* Records
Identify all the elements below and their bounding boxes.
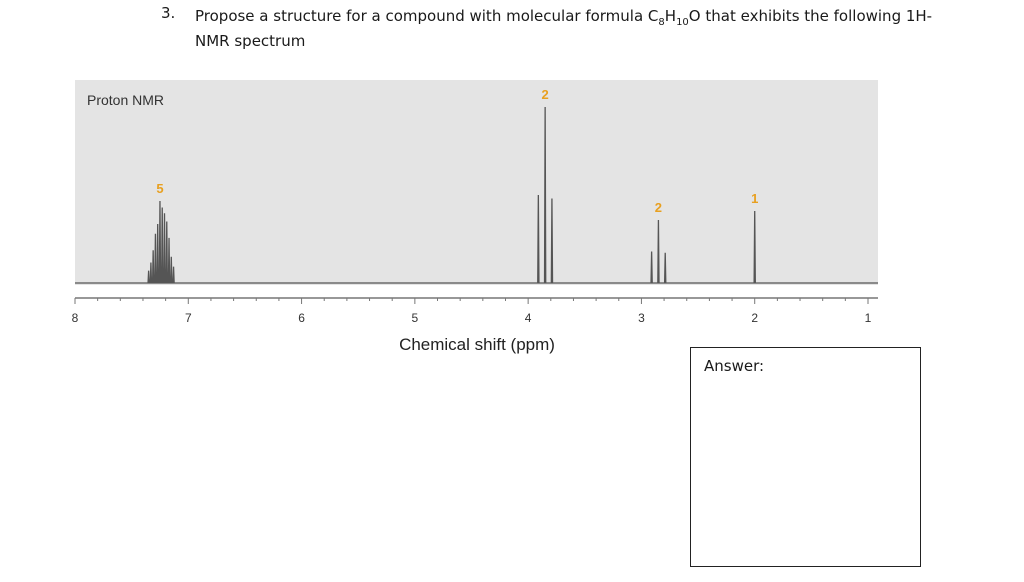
spectrum-trace <box>75 106 878 284</box>
x-tick-label: 6 <box>298 311 305 325</box>
question-text: Propose a structure for a compound with … <box>195 4 935 54</box>
question-block: 3. Propose a structure for a compound wi… <box>0 0 1024 60</box>
answer-box[interactable]: Answer: <box>690 347 921 567</box>
chart-title: Proton NMR <box>87 92 164 108</box>
question-text-part: O that exhibits the following 1H-NMR spe… <box>195 7 933 50</box>
peak-integration-label: 5 <box>156 181 163 196</box>
x-tick-label: 1 <box>865 311 872 325</box>
integration-labels: 5 2 2 1 <box>156 87 758 215</box>
answer-label: Answer: <box>704 357 765 375</box>
x-tick-label: 4 <box>525 311 532 325</box>
x-axis-tick-labels: 8 7 6 5 4 3 2 1 <box>72 311 872 325</box>
x-tick-label: 8 <box>72 311 79 325</box>
formula-subscript-h: 10 <box>676 17 689 28</box>
question-number: 3. <box>161 4 176 22</box>
x-tick-label: 3 <box>638 311 645 325</box>
nmr-spectrum-chart: Proton NMR 8 7 6 5 4 3 2 1 5 2 2 1 Chemical shift … <box>72 80 878 354</box>
peak-integration-label: 1 <box>751 191 758 206</box>
question-text-part: Propose a structure for a compound with … <box>195 7 659 25</box>
peak-integration-label: 2 <box>542 87 549 102</box>
formula-subscript-c: 8 <box>658 17 665 28</box>
x-tick-label: 7 <box>185 311 192 325</box>
peak-integration-label: 2 <box>655 200 662 215</box>
x-axis-label: Chemical shift (ppm) <box>399 335 555 354</box>
x-tick-label: 5 <box>412 311 419 325</box>
x-tick-label: 2 <box>751 311 758 325</box>
spectrum-panel <box>75 80 878 285</box>
question-text-part: H <box>664 7 677 25</box>
x-axis-ticks <box>74 298 869 304</box>
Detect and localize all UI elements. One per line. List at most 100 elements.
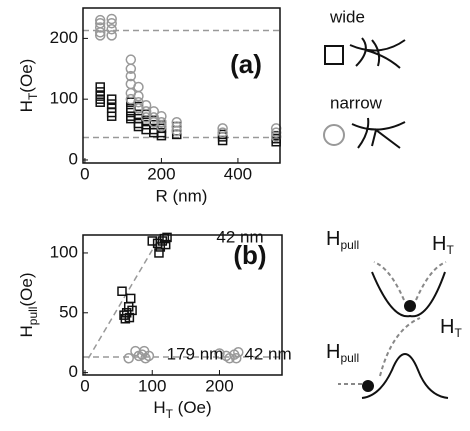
narrow-label: narrow xyxy=(330,93,383,112)
axis-label: HT(Oe) xyxy=(17,59,40,113)
label-main: H xyxy=(440,316,454,338)
point xyxy=(125,70,137,82)
well xyxy=(371,271,446,318)
label-main: H xyxy=(153,398,165,417)
point xyxy=(95,82,105,92)
panel-label: (b) xyxy=(233,240,266,270)
point xyxy=(94,27,106,38)
x-tick-label: 0 xyxy=(80,164,89,183)
circle-icon xyxy=(323,124,345,146)
point xyxy=(124,312,135,323)
x-tick-label: 200 xyxy=(205,376,233,395)
point xyxy=(171,125,182,137)
label-main: H xyxy=(17,100,36,112)
point xyxy=(171,121,182,132)
label-main: H xyxy=(432,233,446,255)
point xyxy=(127,305,137,316)
point xyxy=(125,54,137,65)
point xyxy=(154,248,164,258)
point xyxy=(217,123,228,134)
label-sub: pull xyxy=(340,238,359,252)
ref-line xyxy=(87,238,160,359)
ht-label: HT xyxy=(432,233,454,257)
y-tick-label: 50 xyxy=(59,302,78,321)
label-unit: (Oe) xyxy=(173,398,212,417)
axis-label: HT (Oe) xyxy=(153,398,211,421)
point xyxy=(214,348,225,359)
point xyxy=(141,124,151,135)
point xyxy=(94,14,106,26)
axis-label: R (nm) xyxy=(156,186,208,205)
square-icon xyxy=(324,45,344,65)
label-sub: T xyxy=(166,407,174,421)
point xyxy=(125,63,137,75)
point xyxy=(147,236,157,246)
label-main: H xyxy=(326,228,340,250)
point xyxy=(94,22,106,33)
point xyxy=(94,30,106,41)
panel-label: (a) xyxy=(230,49,262,79)
label-sub: pull xyxy=(340,351,359,365)
x-tick-label: 400 xyxy=(224,164,252,183)
wide-label: wide xyxy=(329,7,365,26)
narrow-wall xyxy=(351,117,406,149)
point xyxy=(106,17,117,29)
label-sub: T xyxy=(454,326,462,340)
point xyxy=(95,97,105,107)
label-sub: T xyxy=(446,243,454,257)
label-unit: (Oe) xyxy=(17,273,36,307)
point xyxy=(231,352,242,364)
point xyxy=(217,127,228,138)
point xyxy=(106,94,117,104)
y-tick-label: 100 xyxy=(50,89,78,108)
wide-wall xyxy=(349,37,406,69)
point xyxy=(106,111,117,121)
point xyxy=(148,112,160,123)
point xyxy=(162,232,172,243)
y-tick-label: 0 xyxy=(69,149,78,168)
particle xyxy=(404,300,416,312)
point xyxy=(156,121,167,132)
diagram-shapes xyxy=(323,37,449,399)
point xyxy=(140,112,152,123)
annotation: 179 nm xyxy=(167,344,224,363)
point xyxy=(233,347,244,358)
label-main: H xyxy=(17,325,36,337)
hpull-label: Hpull xyxy=(326,341,359,365)
axis-label: Hpull(Oe) xyxy=(17,273,40,338)
particle xyxy=(362,380,374,392)
point xyxy=(121,308,132,318)
point xyxy=(125,293,136,304)
point xyxy=(140,106,152,117)
arrows xyxy=(338,261,447,385)
point xyxy=(160,239,171,250)
ht-label: HT xyxy=(440,316,462,340)
point xyxy=(133,118,144,129)
point xyxy=(143,350,155,362)
point xyxy=(106,24,117,35)
point xyxy=(156,110,167,122)
barrier xyxy=(361,353,449,399)
point xyxy=(106,30,117,41)
label-sub: T xyxy=(26,92,40,100)
arrow xyxy=(373,261,405,301)
arrow xyxy=(379,317,421,377)
y-tick-label: 0 xyxy=(69,362,78,381)
point xyxy=(133,90,144,102)
x-tick-label: 0 xyxy=(80,376,89,395)
point xyxy=(140,100,152,111)
annotation: 42 nm xyxy=(216,227,263,246)
label-main: H xyxy=(326,341,340,363)
annotation: 42 nm xyxy=(244,344,291,363)
y-tick-label: 200 xyxy=(50,28,78,47)
point xyxy=(106,13,117,25)
plot-frame xyxy=(82,7,281,164)
arrow xyxy=(415,261,447,301)
point xyxy=(149,127,159,138)
point xyxy=(156,117,167,128)
point xyxy=(148,117,160,128)
x-tick-label: 200 xyxy=(147,164,175,183)
point xyxy=(123,352,134,364)
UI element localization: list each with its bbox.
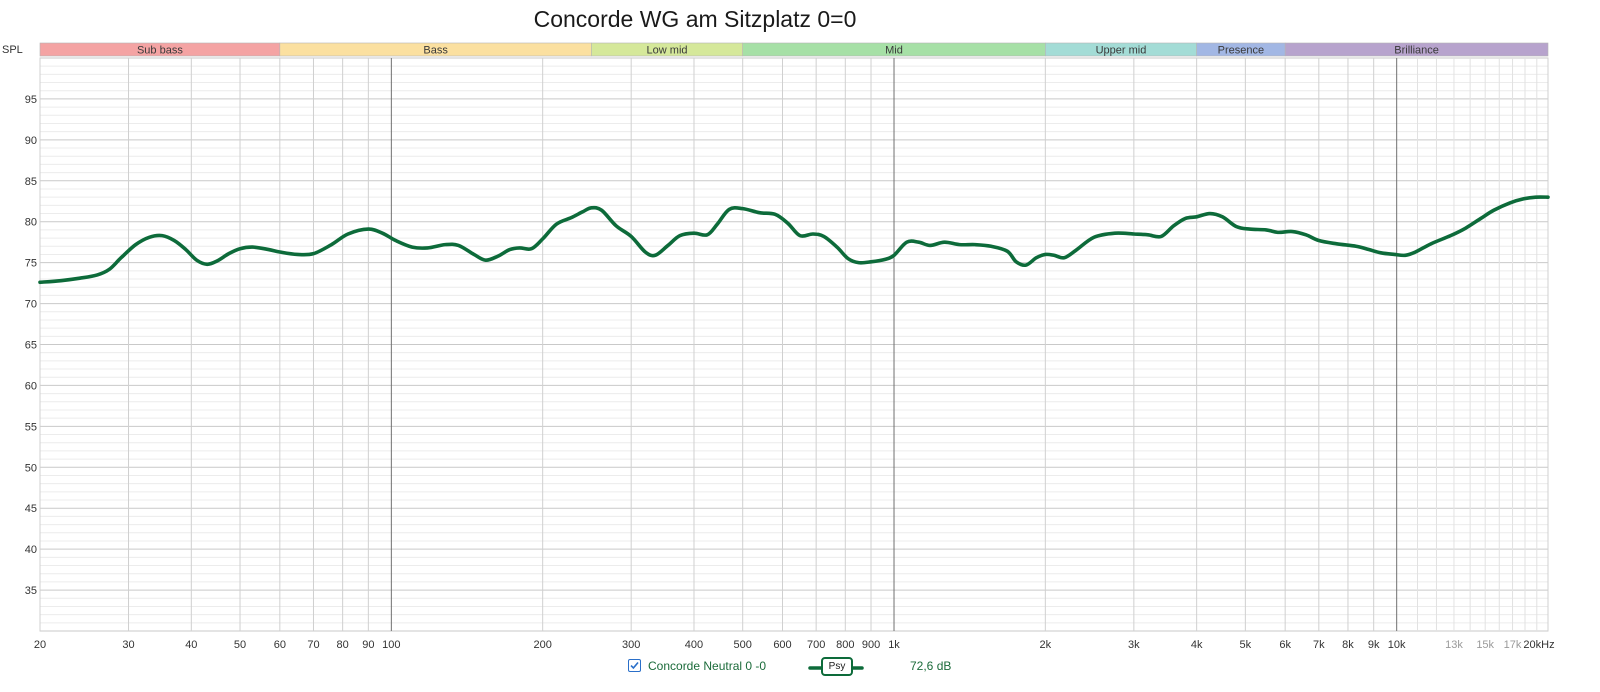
y-tick-label: 45 bbox=[25, 503, 37, 515]
x-axis-tick-labels: 20 30 40 50 60 70 80 90 100 200 300 400 500 600 700 800… bbox=[34, 639, 1555, 651]
band-brilliance bbox=[1284, 42, 1549, 57]
x-tick-label: 9k bbox=[1368, 639, 1380, 651]
y-tick-label: 40 bbox=[25, 544, 37, 556]
x-tick-label: 4k bbox=[1191, 639, 1203, 651]
series-line-0[interactable] bbox=[38, 195, 1550, 285]
x-tick-label: 30 bbox=[122, 639, 134, 651]
band-label: Mid bbox=[885, 45, 903, 57]
x-tick-label: 100 bbox=[382, 639, 400, 651]
x-tick-label: 13k bbox=[1445, 639, 1463, 651]
x-tick-label: 7k bbox=[1313, 639, 1325, 651]
x-tick-label: 17k bbox=[1504, 639, 1522, 651]
y-tick-label: 90 bbox=[25, 135, 37, 147]
x-tick-label: 20 bbox=[34, 639, 46, 651]
legend-series-name: Concorde Neutral 0 -0 bbox=[648, 659, 767, 673]
x-tick-label: 1k bbox=[888, 639, 900, 651]
y-axis-label: SPL bbox=[2, 44, 23, 56]
y-tick-label: 80 bbox=[25, 217, 37, 229]
series-visibility-checkbox[interactable] bbox=[628, 659, 641, 672]
y-tick-label: 75 bbox=[25, 258, 37, 270]
x-tick-label: 600 bbox=[773, 639, 791, 651]
x-tick-label: 3k bbox=[1128, 639, 1140, 651]
y-tick-label: 60 bbox=[25, 380, 37, 392]
plot-grid bbox=[39, 57, 1549, 632]
x-tick-label: 200 bbox=[533, 639, 551, 651]
x-tick-label: 90 bbox=[362, 639, 374, 651]
band-label: Brilliance bbox=[1394, 45, 1439, 57]
chart-title: Concorde WG am Sitzplatz 0=0 bbox=[533, 6, 857, 32]
x-tick-label: 6k bbox=[1279, 639, 1291, 651]
x-tick-label: 8k bbox=[1342, 639, 1354, 651]
x-tick-label: 800 bbox=[836, 639, 854, 651]
frequency-bands: Sub bass Bass Low mid Mid Upper mid Presence B… bbox=[39, 42, 1549, 57]
y-tick-label: 55 bbox=[25, 421, 37, 433]
y-tick-label: 35 bbox=[25, 585, 37, 597]
y-tick-label: 50 bbox=[25, 462, 37, 474]
y-tick-label: 95 bbox=[25, 94, 37, 106]
checkmark-icon bbox=[630, 661, 639, 670]
x-tick-label: 10k bbox=[1388, 639, 1406, 651]
frequency-response-plot[interactable]: Sub bass Bass Low mid Mid Upper mid Presence B… bbox=[0, 0, 1600, 656]
series-layer bbox=[38, 195, 1550, 285]
y-tick-label: 65 bbox=[25, 340, 37, 352]
smoothing-badge[interactable]: Psy bbox=[821, 657, 853, 676]
y-axis-tick-labels: 35 40 45 50 55 60 65 70 75 80 85 90 95 bbox=[25, 94, 37, 597]
x-tick-label: 80 bbox=[337, 639, 349, 651]
band-label: Sub bass bbox=[137, 45, 183, 57]
y-tick-label: 85 bbox=[25, 176, 37, 188]
x-tick-label: 400 bbox=[685, 639, 703, 651]
x-tick-label: 20kHz bbox=[1523, 639, 1554, 651]
y-tick-label: 70 bbox=[25, 299, 37, 311]
x-tick-label: 60 bbox=[274, 639, 286, 651]
band-label: Upper mid bbox=[1096, 45, 1147, 57]
legend: Concorde Neutral 0 -0 Psy 72,6 dB bbox=[0, 656, 1600, 680]
x-tick-label: 50 bbox=[234, 639, 246, 651]
x-tick-label: 500 bbox=[734, 639, 752, 651]
x-tick-label: 70 bbox=[307, 639, 319, 651]
band-label: Low mid bbox=[647, 45, 688, 57]
x-tick-label: 900 bbox=[862, 639, 880, 651]
x-tick-label: 40 bbox=[185, 639, 197, 651]
band-label: Presence bbox=[1218, 45, 1264, 57]
x-tick-label: 15k bbox=[1476, 639, 1494, 651]
legend-level-value: 72,6 dB bbox=[910, 659, 952, 673]
x-tick-label: 700 bbox=[807, 639, 825, 651]
x-tick-label: 5k bbox=[1240, 639, 1252, 651]
band-label: Bass bbox=[423, 45, 448, 57]
x-tick-label: 2k bbox=[1040, 639, 1052, 651]
x-tick-label: 300 bbox=[622, 639, 640, 651]
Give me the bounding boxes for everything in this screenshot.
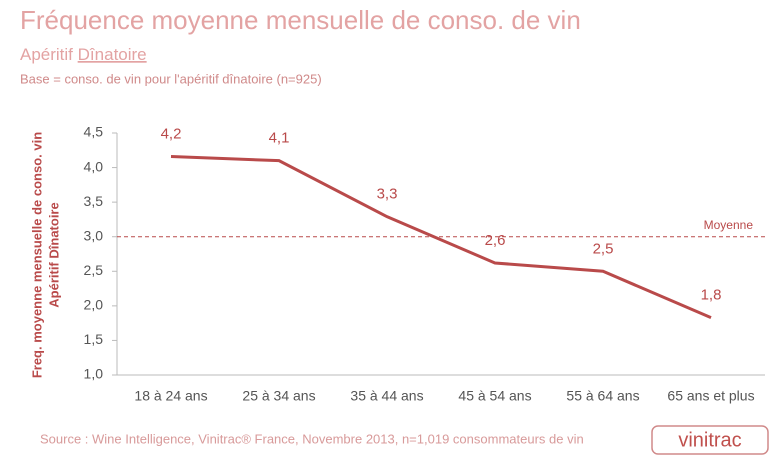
x-tick-label: 18 à 24 ans: [134, 388, 207, 404]
y-tick-label: 4,0: [84, 158, 104, 174]
note: Base = conso. de vin pour l'apéritif dîn…: [20, 71, 322, 86]
y-tick-label: 1,5: [84, 331, 104, 347]
chart-title: Fréquence moyenne mensuelle de conso. de…: [20, 5, 581, 35]
x-tick-label: 55 à 64 ans: [566, 388, 639, 404]
y-label: Freq. moyenne mensuelle de conso. vin Ap…: [29, 132, 61, 378]
data-label: 2,6: [485, 232, 506, 249]
data-label: 1,8: [701, 287, 722, 304]
y-tick-label: 1,0: [84, 366, 104, 382]
x-tick-label: 35 à 44 ans: [350, 388, 423, 404]
data-label: 3,3: [377, 186, 398, 203]
x-tick-label: 65 ans et plus: [667, 388, 754, 404]
logo: vinitrac: [678, 429, 741, 451]
subtitle: Apéritif Dînatoire: [20, 45, 147, 64]
subtitle-text: Apéritif: [20, 45, 73, 64]
source: Source : Wine Intelligence, Vinitrac® Fr…: [40, 431, 584, 446]
y-tick-label: 2,0: [84, 297, 104, 313]
y-tick-label: 3,0: [84, 227, 104, 243]
y-label-line: Apéritif Dînatoire: [46, 202, 61, 307]
subtitle-underlined: Dînatoire: [78, 45, 147, 64]
y-tick-label: 4,5: [84, 124, 104, 140]
data-label: 4,2: [161, 125, 182, 142]
data-label: 4,1: [269, 130, 290, 147]
line: [170, 155, 712, 319]
reference-label: Moyenne: [704, 218, 754, 232]
data-label: 2,5: [593, 240, 614, 257]
y-label-line: Freq. moyenne mensuelle de conso. vin: [29, 132, 44, 378]
x-tick-label: 45 à 54 ans: [458, 388, 531, 404]
logo-box: [651, 425, 769, 455]
y-tick-label: 2,5: [84, 262, 104, 278]
y-tick-label: 3,5: [84, 193, 104, 209]
x-tick-label: 25 à 34 ans: [242, 388, 315, 404]
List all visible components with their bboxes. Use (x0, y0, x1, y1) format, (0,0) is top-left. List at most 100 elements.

* What the exercise asks
Convert the lines from the one containing "y-tick-label: 45 bbox=[25, 503, 37, 515]" through the one containing "x-tick-label: 4k bbox=[1191, 639, 1203, 651]", inclusive, into a JSON list of strings with one string per line, leaving out blank lines.

* The answer
[
  "y-tick-label: 45 bbox=[25, 503, 37, 515]",
  "x-axis-tick-labels: 20 30 40 50 60 70 80 90 100 200 300 400 500 600 700 800… bbox=[34, 639, 1555, 651]",
  "band-brilliance bbox=[1284, 42, 1549, 57]",
  "x-tick-label: 9k bbox=[1368, 639, 1380, 651]",
  "y-tick-label: 40 bbox=[25, 544, 37, 556]",
  "x-tick-label: 4k bbox=[1191, 639, 1203, 651]"
]